Direction - Write out each line beneath this one exactly as it reads.

* Start Input for this task *

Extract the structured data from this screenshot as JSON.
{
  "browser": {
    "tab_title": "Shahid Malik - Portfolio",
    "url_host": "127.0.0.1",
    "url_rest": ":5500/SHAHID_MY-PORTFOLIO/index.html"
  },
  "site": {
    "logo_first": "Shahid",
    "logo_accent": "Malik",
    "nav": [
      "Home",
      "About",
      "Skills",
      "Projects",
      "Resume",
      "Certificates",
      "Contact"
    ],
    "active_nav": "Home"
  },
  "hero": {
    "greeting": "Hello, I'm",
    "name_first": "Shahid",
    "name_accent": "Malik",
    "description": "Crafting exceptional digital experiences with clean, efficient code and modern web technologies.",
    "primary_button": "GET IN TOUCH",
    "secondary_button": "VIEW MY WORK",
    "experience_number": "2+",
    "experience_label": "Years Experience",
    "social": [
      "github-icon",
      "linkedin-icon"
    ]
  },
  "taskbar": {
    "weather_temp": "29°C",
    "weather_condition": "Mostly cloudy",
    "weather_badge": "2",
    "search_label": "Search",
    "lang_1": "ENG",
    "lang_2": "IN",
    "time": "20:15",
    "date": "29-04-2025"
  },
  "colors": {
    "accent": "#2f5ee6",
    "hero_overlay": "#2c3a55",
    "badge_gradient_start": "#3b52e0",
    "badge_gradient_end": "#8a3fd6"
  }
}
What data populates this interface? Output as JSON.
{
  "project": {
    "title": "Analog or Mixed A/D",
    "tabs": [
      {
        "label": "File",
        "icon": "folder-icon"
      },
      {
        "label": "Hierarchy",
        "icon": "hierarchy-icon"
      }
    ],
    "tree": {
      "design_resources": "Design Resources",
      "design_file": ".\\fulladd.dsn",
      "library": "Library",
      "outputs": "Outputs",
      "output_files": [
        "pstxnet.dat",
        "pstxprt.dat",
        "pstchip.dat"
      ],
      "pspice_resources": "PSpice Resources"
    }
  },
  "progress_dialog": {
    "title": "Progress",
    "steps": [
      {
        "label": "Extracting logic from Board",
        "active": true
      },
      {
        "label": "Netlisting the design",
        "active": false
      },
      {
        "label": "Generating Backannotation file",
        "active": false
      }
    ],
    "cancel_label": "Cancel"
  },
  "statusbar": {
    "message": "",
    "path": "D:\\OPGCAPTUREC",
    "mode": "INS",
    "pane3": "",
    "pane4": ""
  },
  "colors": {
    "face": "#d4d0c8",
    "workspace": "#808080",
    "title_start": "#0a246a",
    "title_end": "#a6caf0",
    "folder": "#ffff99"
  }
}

* End Input for this task *

Answer to this exercise -
Extract the structured data from this screenshot as JSON.
{
  "browser": {
    "tab_title": "Shahid Malik - Portfolio",
    "url_host": "127.0.0.1",
    "url_rest": ":5500/SHAHID_MY-PORTFOLIO/index.html"
  },
  "site": {
    "logo_first": "Shahid",
    "logo_accent": "Malik",
    "nav": [
      "Home",
      "About",
      "Skills",
      "Projects",
      "Resume",
      "Certificates",
      "Contact"
    ],
    "active_nav": "Home"
  },
  "hero": {
    "greeting": "Hello, I'm",
    "name_first": "Shahid",
    "name_accent": "Malik",
    "description": "Crafting exceptional digital experiences with clean, efficient code and modern web technologies.",
    "primary_button": "GET IN TOUCH",
    "secondary_button": "VIEW MY WORK",
    "experience_number": "2+",
    "experience_label": "Years Experience",
    "social": [
      "github-icon",
      "linkedin-icon"
    ]
  },
  "taskbar": {
    "weather_temp": "29°C",
    "weather_condition": "Mostly cloudy",
    "weather_badge": "2",
    "search_label": "Search",
    "lang_1": "ENG",
    "lang_2": "IN",
    "time": "20:15",
    "date": "29-04-2025"
  },
  "colors": {
    "accent": "#2f5ee6",
    "hero_overlay": "#2c3a55",
    "badge_gradient_start": "#3b52e0",
    "badge_gradient_end": "#8a3fd6"
  }
}
What data populates this interface? Output as JSON.
{
  "project": {
    "title": "Analog or Mixed A/D",
    "tabs": [
      {
        "label": "File",
        "icon": "folder-icon"
      },
      {
        "label": "Hierarchy",
        "icon": "hierarchy-icon"
      }
    ],
    "tree": {
      "design_resources": "Design Resources",
      "design_file": ".\\fulladd.dsn",
      "library": "Library",
      "outputs": "Outputs",
      "output_files": [
        "pstxnet.dat",
        "pstxprt.dat",
        "pstchip.dat"
      ],
      "pspice_resources": "PSpice Resources"
    }
  },
  "progress_dialog": {
    "title": "Progress",
    "steps": [
      {
        "label": "Extracting logic from Board",
        "active": true
      },
      {
        "label": "Netlisting the design",
        "active": false
      },
      {
        "label": "Generating Backannotation file",
        "active": false
      }
    ],
    "cancel_label": "Cancel"
  },
  "statusbar": {
    "message": "",
    "path": "D:\\OPGCAPTUREC",
    "mode": "INS",
    "pane3": "",
    "pane4": ""
  },
  "colors": {
    "face": "#d4d0c8",
    "workspace": "#808080",
    "title_start": "#0a246a",
    "title_end": "#a6caf0",
    "folder": "#ffff99"
  }
}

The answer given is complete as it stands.